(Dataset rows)

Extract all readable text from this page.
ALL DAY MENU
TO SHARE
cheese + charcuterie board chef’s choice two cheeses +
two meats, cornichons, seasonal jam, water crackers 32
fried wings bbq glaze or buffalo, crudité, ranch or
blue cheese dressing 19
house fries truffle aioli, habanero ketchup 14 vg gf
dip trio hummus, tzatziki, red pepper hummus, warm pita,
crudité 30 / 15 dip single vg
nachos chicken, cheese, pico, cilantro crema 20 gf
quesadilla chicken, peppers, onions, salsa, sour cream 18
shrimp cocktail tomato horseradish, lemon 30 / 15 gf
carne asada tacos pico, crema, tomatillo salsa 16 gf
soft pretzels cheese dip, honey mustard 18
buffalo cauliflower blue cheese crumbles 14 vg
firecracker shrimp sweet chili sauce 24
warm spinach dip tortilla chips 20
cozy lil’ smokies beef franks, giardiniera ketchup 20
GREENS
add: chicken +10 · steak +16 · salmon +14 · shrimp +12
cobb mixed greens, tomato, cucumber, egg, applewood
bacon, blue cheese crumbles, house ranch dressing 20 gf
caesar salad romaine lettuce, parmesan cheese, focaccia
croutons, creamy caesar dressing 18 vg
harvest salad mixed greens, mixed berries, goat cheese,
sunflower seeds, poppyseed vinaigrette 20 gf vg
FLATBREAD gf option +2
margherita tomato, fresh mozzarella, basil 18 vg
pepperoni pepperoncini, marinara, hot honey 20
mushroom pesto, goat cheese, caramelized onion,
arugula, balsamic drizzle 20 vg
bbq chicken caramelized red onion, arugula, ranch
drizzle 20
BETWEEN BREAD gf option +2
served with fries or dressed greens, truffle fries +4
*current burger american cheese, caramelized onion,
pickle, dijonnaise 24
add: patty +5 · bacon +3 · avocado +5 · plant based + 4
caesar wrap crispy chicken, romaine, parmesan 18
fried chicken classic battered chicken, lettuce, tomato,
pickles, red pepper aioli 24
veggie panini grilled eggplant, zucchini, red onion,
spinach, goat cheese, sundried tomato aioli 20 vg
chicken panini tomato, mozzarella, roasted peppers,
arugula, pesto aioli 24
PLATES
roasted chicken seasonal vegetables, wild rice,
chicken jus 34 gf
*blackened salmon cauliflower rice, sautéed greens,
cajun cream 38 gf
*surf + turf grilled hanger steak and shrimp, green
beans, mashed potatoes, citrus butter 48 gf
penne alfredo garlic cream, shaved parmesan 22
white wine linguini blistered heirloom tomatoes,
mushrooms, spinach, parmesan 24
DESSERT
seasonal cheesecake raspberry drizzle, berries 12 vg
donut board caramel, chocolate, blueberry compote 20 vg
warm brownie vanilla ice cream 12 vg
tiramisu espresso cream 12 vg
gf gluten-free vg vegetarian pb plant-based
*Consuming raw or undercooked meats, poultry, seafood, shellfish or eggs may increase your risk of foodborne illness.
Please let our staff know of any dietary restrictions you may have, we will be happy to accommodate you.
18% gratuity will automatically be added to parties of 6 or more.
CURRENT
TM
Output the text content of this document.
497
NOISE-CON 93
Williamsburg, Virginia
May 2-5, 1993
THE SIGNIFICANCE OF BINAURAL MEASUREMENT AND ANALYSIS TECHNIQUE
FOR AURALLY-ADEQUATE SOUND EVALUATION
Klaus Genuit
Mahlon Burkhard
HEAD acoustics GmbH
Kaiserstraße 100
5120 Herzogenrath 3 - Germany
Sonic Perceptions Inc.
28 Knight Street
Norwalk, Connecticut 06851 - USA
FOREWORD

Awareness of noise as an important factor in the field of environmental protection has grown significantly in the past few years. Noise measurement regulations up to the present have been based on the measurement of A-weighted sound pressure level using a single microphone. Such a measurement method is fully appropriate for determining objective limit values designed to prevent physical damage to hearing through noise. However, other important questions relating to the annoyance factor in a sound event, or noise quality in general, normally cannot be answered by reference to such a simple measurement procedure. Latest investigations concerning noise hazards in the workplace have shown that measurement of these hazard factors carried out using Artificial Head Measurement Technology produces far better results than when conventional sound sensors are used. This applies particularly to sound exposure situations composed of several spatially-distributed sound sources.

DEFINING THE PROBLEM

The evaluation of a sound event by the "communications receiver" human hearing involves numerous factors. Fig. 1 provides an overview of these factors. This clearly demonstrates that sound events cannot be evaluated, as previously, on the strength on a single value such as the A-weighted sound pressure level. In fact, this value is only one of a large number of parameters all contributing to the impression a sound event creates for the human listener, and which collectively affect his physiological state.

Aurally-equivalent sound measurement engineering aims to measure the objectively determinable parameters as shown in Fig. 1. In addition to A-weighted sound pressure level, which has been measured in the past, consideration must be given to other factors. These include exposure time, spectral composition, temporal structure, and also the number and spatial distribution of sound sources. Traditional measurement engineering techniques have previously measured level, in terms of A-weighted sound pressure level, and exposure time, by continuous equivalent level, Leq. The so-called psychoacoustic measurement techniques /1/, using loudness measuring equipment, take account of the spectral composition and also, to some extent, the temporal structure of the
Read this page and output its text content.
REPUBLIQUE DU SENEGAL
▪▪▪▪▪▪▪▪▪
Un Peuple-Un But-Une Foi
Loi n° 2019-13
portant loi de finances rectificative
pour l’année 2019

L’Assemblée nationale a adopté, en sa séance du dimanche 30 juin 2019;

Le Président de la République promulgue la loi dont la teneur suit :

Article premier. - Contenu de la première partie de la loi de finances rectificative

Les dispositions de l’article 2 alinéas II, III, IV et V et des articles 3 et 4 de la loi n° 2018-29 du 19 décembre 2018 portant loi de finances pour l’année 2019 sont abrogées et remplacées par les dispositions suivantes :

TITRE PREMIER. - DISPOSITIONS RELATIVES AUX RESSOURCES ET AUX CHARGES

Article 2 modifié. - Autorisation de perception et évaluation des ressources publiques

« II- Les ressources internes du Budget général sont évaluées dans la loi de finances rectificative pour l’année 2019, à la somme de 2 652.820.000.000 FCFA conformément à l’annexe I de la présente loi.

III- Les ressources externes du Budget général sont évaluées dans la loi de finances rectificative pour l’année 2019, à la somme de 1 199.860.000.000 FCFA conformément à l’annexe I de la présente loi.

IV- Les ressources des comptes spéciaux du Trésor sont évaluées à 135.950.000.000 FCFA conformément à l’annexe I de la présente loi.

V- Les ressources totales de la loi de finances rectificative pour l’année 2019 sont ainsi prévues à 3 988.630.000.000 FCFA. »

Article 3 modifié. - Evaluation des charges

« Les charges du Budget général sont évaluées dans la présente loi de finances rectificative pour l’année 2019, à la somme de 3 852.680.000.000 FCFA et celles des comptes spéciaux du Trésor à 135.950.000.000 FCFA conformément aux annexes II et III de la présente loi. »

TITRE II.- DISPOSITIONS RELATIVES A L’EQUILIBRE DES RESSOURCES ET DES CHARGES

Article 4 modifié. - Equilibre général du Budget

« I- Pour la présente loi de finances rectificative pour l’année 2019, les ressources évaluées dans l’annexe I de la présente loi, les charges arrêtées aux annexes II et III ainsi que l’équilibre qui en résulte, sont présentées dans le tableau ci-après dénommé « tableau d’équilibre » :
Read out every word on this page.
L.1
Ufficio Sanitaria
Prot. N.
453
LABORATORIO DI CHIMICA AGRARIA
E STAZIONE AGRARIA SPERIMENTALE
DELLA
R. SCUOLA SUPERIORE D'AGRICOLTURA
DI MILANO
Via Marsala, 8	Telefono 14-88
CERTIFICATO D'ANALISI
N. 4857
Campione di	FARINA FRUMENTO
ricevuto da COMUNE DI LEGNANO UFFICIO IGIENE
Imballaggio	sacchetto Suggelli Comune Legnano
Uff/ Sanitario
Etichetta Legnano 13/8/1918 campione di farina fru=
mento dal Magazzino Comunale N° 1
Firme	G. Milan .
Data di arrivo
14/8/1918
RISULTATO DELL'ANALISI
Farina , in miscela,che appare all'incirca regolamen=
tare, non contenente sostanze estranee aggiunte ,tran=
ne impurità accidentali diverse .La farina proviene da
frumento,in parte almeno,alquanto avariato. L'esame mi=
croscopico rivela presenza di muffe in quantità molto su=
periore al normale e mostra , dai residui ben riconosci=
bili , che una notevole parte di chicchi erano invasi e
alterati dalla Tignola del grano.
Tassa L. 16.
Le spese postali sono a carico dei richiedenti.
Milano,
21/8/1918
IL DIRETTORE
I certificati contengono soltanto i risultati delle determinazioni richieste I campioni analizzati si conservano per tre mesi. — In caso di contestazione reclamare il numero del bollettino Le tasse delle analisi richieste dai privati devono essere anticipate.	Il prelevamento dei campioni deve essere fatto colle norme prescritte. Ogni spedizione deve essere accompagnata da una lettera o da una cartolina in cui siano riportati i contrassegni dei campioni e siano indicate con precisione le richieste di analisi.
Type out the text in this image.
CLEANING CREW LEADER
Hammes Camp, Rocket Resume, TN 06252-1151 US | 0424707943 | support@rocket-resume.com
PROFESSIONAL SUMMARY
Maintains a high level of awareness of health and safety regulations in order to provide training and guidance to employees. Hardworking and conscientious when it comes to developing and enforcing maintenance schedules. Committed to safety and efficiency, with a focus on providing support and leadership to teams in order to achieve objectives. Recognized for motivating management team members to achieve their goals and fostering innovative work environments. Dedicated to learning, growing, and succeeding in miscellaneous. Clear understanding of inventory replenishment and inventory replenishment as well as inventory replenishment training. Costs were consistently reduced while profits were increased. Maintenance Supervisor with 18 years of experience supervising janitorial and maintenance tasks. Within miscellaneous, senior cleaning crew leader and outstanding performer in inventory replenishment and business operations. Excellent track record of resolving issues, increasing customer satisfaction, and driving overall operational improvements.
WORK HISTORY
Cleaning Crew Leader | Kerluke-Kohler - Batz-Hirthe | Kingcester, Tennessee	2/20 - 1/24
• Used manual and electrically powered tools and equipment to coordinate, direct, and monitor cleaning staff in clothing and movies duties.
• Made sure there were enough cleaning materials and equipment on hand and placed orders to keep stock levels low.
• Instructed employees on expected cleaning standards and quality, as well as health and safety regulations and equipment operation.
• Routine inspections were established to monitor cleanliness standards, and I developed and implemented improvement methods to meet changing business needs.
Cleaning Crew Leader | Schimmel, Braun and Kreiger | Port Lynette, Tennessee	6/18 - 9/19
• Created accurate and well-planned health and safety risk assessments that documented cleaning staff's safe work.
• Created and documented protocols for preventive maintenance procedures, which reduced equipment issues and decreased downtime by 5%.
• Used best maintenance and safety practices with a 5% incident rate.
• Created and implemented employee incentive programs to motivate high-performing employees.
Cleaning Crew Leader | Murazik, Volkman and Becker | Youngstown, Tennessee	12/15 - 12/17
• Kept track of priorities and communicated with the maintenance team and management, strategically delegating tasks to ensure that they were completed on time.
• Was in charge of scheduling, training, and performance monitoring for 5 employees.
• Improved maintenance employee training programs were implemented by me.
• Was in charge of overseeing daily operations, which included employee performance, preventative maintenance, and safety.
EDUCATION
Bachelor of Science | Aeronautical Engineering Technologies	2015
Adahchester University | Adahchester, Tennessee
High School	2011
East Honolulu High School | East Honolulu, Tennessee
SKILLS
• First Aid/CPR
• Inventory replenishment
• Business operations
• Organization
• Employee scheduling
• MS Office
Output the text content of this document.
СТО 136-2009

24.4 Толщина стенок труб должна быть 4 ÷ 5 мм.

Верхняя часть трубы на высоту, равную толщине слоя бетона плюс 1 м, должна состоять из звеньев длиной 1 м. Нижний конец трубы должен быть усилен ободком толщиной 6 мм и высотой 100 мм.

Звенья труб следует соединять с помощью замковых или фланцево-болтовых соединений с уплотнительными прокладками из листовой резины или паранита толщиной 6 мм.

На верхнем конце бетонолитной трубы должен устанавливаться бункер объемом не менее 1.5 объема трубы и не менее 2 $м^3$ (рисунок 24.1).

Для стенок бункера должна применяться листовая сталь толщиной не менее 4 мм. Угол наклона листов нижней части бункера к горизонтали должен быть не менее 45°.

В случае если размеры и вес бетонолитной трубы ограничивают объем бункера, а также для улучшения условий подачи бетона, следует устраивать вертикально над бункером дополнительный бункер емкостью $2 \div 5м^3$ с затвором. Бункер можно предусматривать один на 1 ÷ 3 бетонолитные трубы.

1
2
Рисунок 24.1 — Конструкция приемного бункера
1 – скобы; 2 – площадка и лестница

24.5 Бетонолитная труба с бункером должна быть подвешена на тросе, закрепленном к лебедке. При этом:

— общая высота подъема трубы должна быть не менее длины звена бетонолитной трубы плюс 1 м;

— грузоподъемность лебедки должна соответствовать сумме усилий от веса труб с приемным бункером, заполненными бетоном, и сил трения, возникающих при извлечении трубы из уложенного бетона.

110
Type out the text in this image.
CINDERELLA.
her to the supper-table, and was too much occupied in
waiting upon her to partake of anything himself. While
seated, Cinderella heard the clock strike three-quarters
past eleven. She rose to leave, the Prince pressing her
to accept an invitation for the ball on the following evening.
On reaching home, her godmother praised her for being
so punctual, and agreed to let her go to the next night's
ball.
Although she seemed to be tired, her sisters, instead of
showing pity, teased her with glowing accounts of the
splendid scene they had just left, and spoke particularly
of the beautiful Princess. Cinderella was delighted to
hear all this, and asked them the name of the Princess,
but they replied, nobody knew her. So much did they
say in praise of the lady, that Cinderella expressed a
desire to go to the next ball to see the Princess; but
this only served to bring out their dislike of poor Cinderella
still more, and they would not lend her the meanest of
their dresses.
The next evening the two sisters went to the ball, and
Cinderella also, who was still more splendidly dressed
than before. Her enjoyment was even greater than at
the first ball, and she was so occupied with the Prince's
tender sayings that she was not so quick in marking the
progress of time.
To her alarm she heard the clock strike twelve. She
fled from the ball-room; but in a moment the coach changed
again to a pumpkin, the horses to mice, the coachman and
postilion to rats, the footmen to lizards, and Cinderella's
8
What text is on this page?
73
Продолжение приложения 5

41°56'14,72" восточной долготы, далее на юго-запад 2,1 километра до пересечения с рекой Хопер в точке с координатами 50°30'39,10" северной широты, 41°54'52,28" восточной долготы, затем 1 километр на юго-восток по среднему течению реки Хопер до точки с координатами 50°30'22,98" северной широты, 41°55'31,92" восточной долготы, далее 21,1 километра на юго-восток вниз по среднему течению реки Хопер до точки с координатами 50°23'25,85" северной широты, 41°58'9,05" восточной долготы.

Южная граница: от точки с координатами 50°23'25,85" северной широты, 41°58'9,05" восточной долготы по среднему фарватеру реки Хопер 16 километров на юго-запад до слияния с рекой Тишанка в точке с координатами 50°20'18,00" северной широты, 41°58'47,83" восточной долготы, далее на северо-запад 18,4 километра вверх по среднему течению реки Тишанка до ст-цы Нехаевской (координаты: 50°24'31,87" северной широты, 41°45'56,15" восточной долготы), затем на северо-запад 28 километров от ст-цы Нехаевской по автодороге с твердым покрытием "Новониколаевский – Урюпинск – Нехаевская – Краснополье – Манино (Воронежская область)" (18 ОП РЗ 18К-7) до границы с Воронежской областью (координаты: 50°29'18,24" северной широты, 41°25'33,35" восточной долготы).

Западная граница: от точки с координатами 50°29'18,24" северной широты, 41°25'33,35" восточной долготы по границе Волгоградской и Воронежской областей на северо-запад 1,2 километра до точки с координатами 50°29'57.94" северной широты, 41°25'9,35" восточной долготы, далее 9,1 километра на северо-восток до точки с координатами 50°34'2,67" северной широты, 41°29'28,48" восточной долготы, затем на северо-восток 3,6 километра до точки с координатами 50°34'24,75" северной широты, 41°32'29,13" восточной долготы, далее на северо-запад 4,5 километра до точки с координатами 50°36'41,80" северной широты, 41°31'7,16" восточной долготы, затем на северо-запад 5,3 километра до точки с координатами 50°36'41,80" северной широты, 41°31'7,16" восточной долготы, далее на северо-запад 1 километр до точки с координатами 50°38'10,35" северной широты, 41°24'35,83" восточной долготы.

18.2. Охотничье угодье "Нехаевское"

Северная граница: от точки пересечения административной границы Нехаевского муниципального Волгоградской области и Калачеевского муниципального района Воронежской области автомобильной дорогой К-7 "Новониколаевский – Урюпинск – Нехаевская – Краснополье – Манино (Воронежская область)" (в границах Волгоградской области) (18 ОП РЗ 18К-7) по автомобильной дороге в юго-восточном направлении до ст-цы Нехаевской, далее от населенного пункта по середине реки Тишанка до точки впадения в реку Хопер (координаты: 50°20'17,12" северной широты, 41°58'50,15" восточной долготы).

§ **Directive**
Report every line in the data above in which the word "more" appears.

§ **Full answer**
18% gratuity will automatically be added to parties of 6 or more.
still more, and they would not lend her the meanest of
Cinderella also, who was still more splendidly dressed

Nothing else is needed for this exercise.